━━━━━ Input rows ━━━━━

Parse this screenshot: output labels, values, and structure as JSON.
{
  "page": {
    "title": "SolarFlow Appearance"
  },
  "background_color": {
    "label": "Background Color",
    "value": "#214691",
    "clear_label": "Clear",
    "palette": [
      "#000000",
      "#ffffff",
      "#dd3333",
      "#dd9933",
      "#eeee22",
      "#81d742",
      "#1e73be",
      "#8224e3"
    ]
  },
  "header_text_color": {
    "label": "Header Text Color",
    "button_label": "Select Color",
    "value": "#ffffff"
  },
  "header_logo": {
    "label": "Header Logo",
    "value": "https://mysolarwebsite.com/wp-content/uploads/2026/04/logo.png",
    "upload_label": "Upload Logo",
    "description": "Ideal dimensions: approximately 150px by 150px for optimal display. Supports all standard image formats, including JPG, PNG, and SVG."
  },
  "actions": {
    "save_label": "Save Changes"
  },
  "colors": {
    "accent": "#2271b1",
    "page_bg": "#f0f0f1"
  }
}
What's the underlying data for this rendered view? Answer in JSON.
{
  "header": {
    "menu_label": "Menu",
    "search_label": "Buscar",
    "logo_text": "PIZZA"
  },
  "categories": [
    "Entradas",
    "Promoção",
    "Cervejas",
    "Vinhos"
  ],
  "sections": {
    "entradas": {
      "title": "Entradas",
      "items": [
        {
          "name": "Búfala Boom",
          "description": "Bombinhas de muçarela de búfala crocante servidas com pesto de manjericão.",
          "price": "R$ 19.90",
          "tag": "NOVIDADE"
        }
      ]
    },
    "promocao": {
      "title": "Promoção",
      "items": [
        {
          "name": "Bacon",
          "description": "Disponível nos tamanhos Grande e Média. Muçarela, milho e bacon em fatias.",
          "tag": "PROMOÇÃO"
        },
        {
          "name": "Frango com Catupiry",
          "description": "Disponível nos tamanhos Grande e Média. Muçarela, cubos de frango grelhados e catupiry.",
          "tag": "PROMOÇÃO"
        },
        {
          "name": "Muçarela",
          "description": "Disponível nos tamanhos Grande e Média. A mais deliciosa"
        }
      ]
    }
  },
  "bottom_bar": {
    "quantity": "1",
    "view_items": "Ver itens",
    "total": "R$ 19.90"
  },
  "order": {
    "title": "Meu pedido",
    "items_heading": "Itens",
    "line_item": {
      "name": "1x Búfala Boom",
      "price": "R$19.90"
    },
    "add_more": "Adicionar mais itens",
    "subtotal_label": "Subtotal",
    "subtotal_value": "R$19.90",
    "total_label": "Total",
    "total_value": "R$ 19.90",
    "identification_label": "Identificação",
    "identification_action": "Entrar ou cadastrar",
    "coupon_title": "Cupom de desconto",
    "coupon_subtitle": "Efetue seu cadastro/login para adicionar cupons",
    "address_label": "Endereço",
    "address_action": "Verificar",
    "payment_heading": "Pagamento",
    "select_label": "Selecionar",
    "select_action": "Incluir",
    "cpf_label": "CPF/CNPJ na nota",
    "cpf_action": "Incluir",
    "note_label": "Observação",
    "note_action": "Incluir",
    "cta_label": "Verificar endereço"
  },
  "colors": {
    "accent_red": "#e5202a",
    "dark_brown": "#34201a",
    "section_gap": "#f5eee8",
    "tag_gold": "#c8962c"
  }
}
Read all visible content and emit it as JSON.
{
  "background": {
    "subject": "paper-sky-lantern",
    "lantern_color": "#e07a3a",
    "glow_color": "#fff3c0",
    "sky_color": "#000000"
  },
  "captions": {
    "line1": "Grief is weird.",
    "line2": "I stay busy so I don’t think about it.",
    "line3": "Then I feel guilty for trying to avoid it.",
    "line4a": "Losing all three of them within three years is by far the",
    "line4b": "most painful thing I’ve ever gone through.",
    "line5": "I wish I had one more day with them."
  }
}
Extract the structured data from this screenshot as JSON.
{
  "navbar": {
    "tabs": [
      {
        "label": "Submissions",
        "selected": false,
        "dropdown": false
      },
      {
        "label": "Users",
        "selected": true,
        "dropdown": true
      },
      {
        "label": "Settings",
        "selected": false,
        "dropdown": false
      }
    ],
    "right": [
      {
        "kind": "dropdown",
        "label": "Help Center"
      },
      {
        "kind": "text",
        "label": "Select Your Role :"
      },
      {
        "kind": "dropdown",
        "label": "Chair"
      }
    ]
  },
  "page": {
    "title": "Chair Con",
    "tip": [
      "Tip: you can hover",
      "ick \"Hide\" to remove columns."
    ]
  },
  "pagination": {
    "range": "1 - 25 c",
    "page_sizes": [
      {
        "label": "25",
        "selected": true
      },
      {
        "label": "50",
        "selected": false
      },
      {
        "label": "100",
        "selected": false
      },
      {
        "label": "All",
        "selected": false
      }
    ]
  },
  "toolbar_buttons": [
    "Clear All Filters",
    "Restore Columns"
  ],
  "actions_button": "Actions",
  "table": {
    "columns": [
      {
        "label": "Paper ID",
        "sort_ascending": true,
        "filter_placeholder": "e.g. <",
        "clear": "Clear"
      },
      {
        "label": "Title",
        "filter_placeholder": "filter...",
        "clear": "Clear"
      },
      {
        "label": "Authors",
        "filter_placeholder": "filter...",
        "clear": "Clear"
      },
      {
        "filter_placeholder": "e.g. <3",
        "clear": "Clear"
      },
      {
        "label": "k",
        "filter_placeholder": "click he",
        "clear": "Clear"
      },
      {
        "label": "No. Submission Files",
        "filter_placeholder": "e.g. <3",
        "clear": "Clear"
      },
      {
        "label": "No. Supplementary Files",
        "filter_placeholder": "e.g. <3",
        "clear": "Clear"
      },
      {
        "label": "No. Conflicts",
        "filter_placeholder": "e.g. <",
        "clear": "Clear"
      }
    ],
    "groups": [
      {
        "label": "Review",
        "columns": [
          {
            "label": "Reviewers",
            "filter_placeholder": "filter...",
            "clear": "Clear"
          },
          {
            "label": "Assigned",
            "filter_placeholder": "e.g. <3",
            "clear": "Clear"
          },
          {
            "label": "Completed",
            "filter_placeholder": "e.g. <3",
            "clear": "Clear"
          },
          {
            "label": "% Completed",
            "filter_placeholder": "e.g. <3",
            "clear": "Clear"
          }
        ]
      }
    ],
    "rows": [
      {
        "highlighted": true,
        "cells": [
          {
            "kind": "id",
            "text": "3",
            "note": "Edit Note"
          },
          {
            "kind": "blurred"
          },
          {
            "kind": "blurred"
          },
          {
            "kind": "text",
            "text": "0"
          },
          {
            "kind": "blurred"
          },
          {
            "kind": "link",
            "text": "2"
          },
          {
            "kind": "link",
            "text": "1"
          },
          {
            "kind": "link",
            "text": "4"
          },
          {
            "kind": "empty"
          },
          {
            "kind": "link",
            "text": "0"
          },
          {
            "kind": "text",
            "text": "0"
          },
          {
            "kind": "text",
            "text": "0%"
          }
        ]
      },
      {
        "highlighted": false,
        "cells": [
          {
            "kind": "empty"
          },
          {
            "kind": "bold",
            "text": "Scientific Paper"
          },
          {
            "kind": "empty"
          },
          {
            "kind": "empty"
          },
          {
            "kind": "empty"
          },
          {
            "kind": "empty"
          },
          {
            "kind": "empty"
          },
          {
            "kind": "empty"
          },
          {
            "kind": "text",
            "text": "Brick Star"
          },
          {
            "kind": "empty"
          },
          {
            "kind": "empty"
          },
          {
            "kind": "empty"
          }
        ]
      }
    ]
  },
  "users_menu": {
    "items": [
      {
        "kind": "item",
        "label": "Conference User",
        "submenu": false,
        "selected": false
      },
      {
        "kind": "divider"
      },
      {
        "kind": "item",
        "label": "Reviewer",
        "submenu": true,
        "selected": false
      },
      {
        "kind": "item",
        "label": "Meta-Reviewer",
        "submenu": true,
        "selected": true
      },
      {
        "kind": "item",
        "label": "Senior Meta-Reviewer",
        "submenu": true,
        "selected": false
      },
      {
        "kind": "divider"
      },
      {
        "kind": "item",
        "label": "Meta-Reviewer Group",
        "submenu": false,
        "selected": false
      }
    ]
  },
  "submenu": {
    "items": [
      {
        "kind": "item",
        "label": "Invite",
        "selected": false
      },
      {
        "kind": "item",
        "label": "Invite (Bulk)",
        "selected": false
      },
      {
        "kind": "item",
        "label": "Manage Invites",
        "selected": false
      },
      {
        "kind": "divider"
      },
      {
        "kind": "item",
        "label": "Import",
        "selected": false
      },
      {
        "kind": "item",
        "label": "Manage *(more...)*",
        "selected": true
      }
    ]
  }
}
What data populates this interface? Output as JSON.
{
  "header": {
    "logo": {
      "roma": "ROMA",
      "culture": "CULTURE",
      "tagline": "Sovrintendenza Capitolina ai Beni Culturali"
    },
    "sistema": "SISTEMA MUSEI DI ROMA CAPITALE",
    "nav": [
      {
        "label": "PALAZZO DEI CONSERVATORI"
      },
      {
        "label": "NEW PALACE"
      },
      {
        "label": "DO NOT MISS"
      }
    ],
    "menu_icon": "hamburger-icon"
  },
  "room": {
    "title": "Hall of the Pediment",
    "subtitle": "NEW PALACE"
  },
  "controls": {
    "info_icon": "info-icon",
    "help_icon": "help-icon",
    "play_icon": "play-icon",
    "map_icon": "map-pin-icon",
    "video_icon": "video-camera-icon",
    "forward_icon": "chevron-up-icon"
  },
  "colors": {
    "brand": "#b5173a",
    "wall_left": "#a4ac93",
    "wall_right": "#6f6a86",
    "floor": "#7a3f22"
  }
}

━━━━━

▶ **Aim**: From the data above, copy each line that has the string "Incluir".

▶ **Task result**:
    "select_action": "Incluir",
    "cpf_action": "Incluir",
    "note_action": "Incluir",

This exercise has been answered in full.